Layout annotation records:
++++
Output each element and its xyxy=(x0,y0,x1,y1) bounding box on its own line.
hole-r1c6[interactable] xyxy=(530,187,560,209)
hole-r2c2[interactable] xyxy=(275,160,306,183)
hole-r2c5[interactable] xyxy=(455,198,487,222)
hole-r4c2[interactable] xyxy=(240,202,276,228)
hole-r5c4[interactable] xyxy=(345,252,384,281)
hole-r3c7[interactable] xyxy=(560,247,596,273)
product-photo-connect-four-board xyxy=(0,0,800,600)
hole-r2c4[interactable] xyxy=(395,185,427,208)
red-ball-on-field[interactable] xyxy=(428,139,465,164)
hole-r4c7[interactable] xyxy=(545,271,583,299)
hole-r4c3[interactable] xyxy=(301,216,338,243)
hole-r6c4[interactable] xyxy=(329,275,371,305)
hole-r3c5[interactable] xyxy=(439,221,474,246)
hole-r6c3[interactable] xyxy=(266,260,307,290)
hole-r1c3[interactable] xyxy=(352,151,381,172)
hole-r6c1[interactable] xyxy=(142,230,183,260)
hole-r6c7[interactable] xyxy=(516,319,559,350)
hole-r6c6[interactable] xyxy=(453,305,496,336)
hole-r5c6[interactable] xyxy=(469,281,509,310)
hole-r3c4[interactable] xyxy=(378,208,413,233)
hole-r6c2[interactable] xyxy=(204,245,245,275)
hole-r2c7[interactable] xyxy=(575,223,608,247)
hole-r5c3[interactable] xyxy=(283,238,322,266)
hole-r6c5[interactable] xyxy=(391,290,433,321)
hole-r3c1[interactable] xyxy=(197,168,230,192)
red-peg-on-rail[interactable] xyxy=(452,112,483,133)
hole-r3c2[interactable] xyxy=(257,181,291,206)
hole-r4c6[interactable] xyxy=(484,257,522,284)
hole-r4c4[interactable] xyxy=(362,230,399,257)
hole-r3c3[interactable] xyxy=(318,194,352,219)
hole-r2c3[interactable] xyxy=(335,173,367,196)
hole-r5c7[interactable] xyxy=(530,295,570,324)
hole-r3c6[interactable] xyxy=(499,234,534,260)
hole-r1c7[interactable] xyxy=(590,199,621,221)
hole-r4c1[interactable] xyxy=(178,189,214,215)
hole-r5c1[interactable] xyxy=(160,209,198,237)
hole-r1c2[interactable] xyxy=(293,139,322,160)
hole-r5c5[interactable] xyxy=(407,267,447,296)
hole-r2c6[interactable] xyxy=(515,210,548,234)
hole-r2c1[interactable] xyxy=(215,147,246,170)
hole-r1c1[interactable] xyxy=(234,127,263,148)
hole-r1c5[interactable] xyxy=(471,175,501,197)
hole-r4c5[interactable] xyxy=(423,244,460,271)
++++
__The problem__. Reproduce the material with "clickable" substituted for every occurrence of "interactable", leaving everything else unchanged.

__Finished exercise__.
Output each element and its xyxy=(x0,y0,x1,y1) bounding box on its own line.
hole-r1c6[clickable] xyxy=(530,187,560,209)
hole-r2c2[clickable] xyxy=(275,160,306,183)
hole-r2c5[clickable] xyxy=(455,198,487,222)
hole-r4c2[clickable] xyxy=(240,202,276,228)
hole-r5c4[clickable] xyxy=(345,252,384,281)
hole-r3c7[clickable] xyxy=(560,247,596,273)
product-photo-connect-four-board xyxy=(0,0,800,600)
hole-r2c4[clickable] xyxy=(395,185,427,208)
red-ball-on-field[clickable] xyxy=(428,139,465,164)
hole-r4c7[clickable] xyxy=(545,271,583,299)
hole-r4c3[clickable] xyxy=(301,216,338,243)
hole-r6c4[clickable] xyxy=(329,275,371,305)
hole-r3c5[clickable] xyxy=(439,221,474,246)
hole-r6c3[clickable] xyxy=(266,260,307,290)
hole-r1c3[clickable] xyxy=(352,151,381,172)
hole-r6c1[clickable] xyxy=(142,230,183,260)
hole-r6c7[clickable] xyxy=(516,319,559,350)
hole-r6c6[clickable] xyxy=(453,305,496,336)
hole-r5c6[clickable] xyxy=(469,281,509,310)
hole-r3c4[clickable] xyxy=(378,208,413,233)
hole-r6c2[clickable] xyxy=(204,245,245,275)
hole-r2c7[clickable] xyxy=(575,223,608,247)
hole-r5c3[clickable] xyxy=(283,238,322,266)
hole-r6c5[clickable] xyxy=(391,290,433,321)
hole-r3c1[clickable] xyxy=(197,168,230,192)
red-peg-on-rail[clickable] xyxy=(452,112,483,133)
hole-r3c2[clickable] xyxy=(257,181,291,206)
hole-r4c6[clickable] xyxy=(484,257,522,284)
hole-r4c4[clickable] xyxy=(362,230,399,257)
hole-r3c3[clickable] xyxy=(318,194,352,219)
hole-r2c3[clickable] xyxy=(335,173,367,196)
hole-r5c7[clickable] xyxy=(530,295,570,324)
hole-r3c6[clickable] xyxy=(499,234,534,260)
hole-r1c7[clickable] xyxy=(590,199,621,221)
hole-r4c1[clickable] xyxy=(178,189,214,215)
hole-r5c1[clickable] xyxy=(160,209,198,237)
hole-r1c2[clickable] xyxy=(293,139,322,160)
hole-r5c5[clickable] xyxy=(407,267,447,296)
hole-r2c6[clickable] xyxy=(515,210,548,234)
hole-r2c1[clickable] xyxy=(215,147,246,170)
hole-r1c1[clickable] xyxy=(234,127,263,148)
hole-r1c5[clickable] xyxy=(471,175,501,197)
hole-r4c5[clickable] xyxy=(423,244,460,271)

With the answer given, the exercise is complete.